* Task prompt
Repeat the full listing, word for word.

Dataset items

>> START

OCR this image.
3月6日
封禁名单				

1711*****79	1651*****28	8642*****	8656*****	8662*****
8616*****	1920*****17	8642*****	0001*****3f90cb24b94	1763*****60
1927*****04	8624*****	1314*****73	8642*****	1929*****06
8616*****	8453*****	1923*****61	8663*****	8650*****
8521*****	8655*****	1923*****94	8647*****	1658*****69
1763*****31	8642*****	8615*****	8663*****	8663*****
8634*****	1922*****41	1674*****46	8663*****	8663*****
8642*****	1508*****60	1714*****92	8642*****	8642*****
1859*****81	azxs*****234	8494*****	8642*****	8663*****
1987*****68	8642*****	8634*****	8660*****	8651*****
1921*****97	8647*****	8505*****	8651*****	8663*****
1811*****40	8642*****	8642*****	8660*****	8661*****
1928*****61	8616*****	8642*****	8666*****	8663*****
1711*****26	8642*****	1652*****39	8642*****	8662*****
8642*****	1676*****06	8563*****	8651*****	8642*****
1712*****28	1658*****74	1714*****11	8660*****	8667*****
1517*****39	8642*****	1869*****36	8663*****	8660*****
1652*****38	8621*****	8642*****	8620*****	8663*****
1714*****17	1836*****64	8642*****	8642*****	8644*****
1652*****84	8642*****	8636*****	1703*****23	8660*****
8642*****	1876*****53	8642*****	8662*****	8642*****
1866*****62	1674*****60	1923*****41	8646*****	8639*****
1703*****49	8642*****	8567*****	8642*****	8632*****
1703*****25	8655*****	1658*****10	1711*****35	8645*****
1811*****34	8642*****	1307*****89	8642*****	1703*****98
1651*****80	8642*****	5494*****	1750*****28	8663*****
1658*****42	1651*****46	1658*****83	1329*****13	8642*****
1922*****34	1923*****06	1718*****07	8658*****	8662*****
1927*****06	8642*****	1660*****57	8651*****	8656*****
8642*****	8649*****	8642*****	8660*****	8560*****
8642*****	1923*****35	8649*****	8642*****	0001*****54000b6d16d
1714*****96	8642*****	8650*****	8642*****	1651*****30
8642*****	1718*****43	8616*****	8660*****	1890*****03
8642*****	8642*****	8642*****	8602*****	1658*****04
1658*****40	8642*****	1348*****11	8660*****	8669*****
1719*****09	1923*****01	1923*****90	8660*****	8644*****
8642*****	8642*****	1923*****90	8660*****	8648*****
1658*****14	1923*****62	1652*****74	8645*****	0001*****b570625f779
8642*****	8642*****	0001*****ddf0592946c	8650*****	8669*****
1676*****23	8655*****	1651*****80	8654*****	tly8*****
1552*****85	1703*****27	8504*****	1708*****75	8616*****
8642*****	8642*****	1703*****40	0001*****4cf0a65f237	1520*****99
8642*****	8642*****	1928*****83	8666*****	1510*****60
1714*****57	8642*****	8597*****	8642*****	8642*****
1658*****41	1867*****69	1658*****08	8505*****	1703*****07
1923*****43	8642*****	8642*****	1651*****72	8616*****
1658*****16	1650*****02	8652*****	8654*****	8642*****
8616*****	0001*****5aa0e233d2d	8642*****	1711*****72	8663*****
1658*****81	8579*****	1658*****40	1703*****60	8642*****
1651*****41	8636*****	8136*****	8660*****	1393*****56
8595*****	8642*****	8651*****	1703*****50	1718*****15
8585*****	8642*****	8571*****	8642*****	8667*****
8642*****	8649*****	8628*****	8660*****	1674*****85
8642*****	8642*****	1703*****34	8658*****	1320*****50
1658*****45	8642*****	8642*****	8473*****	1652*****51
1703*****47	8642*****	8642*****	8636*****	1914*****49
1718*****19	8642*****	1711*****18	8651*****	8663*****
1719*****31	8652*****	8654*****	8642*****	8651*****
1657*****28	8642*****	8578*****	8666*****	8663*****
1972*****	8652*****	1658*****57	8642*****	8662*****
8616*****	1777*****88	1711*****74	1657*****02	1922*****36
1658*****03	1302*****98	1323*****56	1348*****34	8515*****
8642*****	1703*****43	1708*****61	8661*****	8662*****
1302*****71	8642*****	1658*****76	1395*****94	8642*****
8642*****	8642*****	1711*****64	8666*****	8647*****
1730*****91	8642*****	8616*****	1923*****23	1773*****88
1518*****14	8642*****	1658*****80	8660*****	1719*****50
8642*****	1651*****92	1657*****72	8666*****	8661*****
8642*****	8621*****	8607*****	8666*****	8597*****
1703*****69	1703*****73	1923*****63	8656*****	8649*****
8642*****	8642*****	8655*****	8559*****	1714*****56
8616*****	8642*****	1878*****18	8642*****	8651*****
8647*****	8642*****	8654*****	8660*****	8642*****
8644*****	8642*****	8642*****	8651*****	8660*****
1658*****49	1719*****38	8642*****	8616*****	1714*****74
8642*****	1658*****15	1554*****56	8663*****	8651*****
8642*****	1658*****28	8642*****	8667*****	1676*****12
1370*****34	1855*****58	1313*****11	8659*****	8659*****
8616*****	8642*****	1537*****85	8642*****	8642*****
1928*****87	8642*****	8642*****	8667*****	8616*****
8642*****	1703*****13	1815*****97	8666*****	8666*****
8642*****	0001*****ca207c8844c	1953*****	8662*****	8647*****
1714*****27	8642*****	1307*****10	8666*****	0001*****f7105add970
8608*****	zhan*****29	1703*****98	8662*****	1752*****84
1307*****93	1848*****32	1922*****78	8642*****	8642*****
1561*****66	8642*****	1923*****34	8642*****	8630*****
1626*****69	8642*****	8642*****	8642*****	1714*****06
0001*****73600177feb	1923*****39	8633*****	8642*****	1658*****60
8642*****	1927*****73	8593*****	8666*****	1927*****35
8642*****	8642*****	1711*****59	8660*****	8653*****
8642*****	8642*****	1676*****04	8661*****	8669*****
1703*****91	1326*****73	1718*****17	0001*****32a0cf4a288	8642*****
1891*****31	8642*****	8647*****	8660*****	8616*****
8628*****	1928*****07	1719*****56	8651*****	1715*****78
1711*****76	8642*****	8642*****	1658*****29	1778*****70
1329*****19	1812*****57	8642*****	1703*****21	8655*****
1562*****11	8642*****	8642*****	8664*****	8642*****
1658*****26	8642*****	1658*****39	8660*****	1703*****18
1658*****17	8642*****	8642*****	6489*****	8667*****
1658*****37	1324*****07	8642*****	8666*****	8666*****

>> END

* Final result
OCR this image.
3月6日
封禁名单				

1711*****79	1651*****28	8642*****	8656*****	8662*****
8616*****	1920*****17	8642*****	0001*****3f90cb24b94	1763*****60
1927*****04	8624*****	1314*****73	8642*****	1929*****06
8616*****	8453*****	1923*****61	8663*****	8650*****
8521*****	8655*****	1923*****94	8647*****	1658*****69
1763*****31	8642*****	8615*****	8663*****	8663*****
8634*****	1922*****41	1674*****46	8663*****	8663*****
8642*****	1508*****60	1714*****92	8642*****	8642*****
1859*****81	azxs*****234	8494*****	8642*****	8663*****
1987*****68	8642*****	8634*****	8660*****	8651*****
1921*****97	8647*****	8505*****	8651*****	8663*****
1811*****40	8642*****	8642*****	8660*****	8661*****
1928*****61	8616*****	8642*****	8666*****	8663*****
1711*****26	8642*****	1652*****39	8642*****	8662*****
8642*****	1676*****06	8563*****	8651*****	8642*****
1712*****28	1658*****74	1714*****11	8660*****	8667*****
1517*****39	8642*****	1869*****36	8663*****	8660*****
1652*****38	8621*****	8642*****	8620*****	8663*****
1714*****17	1836*****64	8642*****	8642*****	8644*****
1652*****84	8642*****	8636*****	1703*****23	8660*****
8642*****	1876*****53	8642*****	8662*****	8642*****
1866*****62	1674*****60	1923*****41	8646*****	8639*****
1703*****49	8642*****	8567*****	8642*****	8632*****
1703*****25	8655*****	1658*****10	1711*****35	8645*****
1811*****34	8642*****	1307*****89	8642*****	1703*****98
1651*****80	8642*****	5494*****	1750*****28	8663*****
1658*****42	1651*****46	1658*****83	1329*****13	8642*****
1922*****34	1923*****06	1718*****07	8658*****	8662*****
1927*****06	8642*****	1660*****57	8651*****	8656*****
8642*****	8649*****	8642*****	8660*****	8560*****
8642*****	1923*****35	8649*****	8642*****	0001*****54000b6d16d
1714*****96	8642*****	8650*****	8642*****	1651*****30
8642*****	1718*****43	8616*****	8660*****	1890*****03
8642*****	8642*****	8642*****	8602*****	1658*****04
1658*****40	8642*****	1348*****11	8660*****	8669*****
1719*****09	1923*****01	1923*****90	8660*****	8644*****
8642*****	8642*****	1923*****90	8660*****	8648*****
1658*****14	1923*****62	1652*****74	8645*****	0001*****b570625f779
8642*****	8642*****	0001*****ddf0592946c	8650*****	8669*****
1676*****23	8655*****	1651*****80	8654*****	tly8*****
1552*****85	1703*****27	8504*****	1708*****75	8616*****
8642*****	8642*****	1703*****40	0001*****4cf0a65f237	1520*****99
8642*****	8642*****	1928*****83	8666*****	1510*****60
1714*****57	8642*****	8597*****	8642*****	8642*****
1658*****41	1867*****69	1658*****08	8505*****	1703*****07
1923*****43	8642*****	8642*****	1651*****72	8616*****
1658*****16	1650*****02	8652*****	8654*****	8642*****
8616*****	0001*****5aa0e233d2d	8642*****	1711*****72	8663*****
1658*****81	8579*****	1658*****40	1703*****60	8642*****
1651*****41	8636*****	8136*****	8660*****	1393*****56
8595*****	8642*****	8651*****	1703*****50	1718*****15
8585*****	8642*****	8571*****	8642*****	8667*****
8642*****	8649*****	8628*****	8660*****	1674*****85
8642*****	8642*****	1703*****34	8658*****	1320*****50
1658*****45	8642*****	8642*****	8473*****	1652*****51
1703*****47	8642*****	8642*****	8636*****	1914*****49
1718*****19	8642*****	1711*****18	8651*****	8663*****
1719*****31	8652*****	8654*****	8642*****	8651*****
1657*****28	8642*****	8578*****	8666*****	8663*****
1972*****	8652*****	1658*****57	8642*****	8662*****
8616*****	1777*****88	1711*****74	1657*****02	1922*****36
1658*****03	1302*****98	1323*****56	1348*****34	8515*****
8642*****	1703*****43	1708*****61	8661*****	8662*****
1302*****71	8642*****	1658*****76	1395*****94	8642*****
8642*****	8642*****	1711*****64	8666*****	8647*****
1730*****91	8642*****	8616*****	1923*****23	1773*****88
1518*****14	8642*****	1658*****80	8660*****	1719*****50
8642*****	1651*****92	1657*****72	8666*****	8661*****
8642*****	8621*****	8607*****	8666*****	8597*****
1703*****69	1703*****73	1923*****63	8656*****	8649*****
8642*****	8642*****	8655*****	8559*****	1714*****56
8616*****	8642*****	1878*****18	8642*****	8651*****
8647*****	8642*****	8654*****	8660*****	8642*****
8644*****	8642*****	8642*****	8651*****	8660*****
1658*****49	1719*****38	8642*****	8616*****	1714*****74
8642*****	1658*****15	1554*****56	8663*****	8651*****
8642*****	1658*****28	8642*****	8667*****	1676*****12
1370*****34	1855*****58	1313*****11	8659*****	8659*****
8616*****	8642*****	1537*****85	8642*****	8642*****
1928*****87	8642*****	8642*****	8667*****	8616*****
8642*****	1703*****13	1815*****97	8666*****	8666*****
8642*****	0001*****ca207c8844c	1953*****	8662*****	8647*****
1714*****27	8642*****	1307*****10	8666*****	0001*****f7105add970
8608*****	zhan*****29	1703*****98	8662*****	1752*****84
1307*****93	1848*****32	1922*****78	8642*****	8642*****
1561*****66	8642*****	1923*****34	8642*****	8630*****
1626*****69	8642*****	8642*****	8642*****	1714*****06
0001*****73600177feb	1923*****39	8633*****	8642*****	1658*****60
8642*****	1927*****73	8593*****	8666*****	1927*****35
8642*****	8642*****	1711*****59	8660*****	8653*****
8642*****	8642*****	1676*****04	8661*****	8669*****
1703*****91	1326*****73	1718*****17	0001*****32a0cf4a288	8642*****
1891*****31	8642*****	8647*****	8660*****	8616*****
8628*****	1928*****07	1719*****56	8651*****	1715*****78
1711*****76	8642*****	8642*****	1658*****29	1778*****70
1329*****19	1812*****57	8642*****	1703*****21	8655*****
1562*****11	8642*****	8642*****	8664*****	8642*****
1658*****26	8642*****	1658*****39	8660*****	1703*****18
1658*****17	8642*****	8642*****	6489*****	8667*****
1658*****37	1324*****07	8642*****	8666*****	8666*****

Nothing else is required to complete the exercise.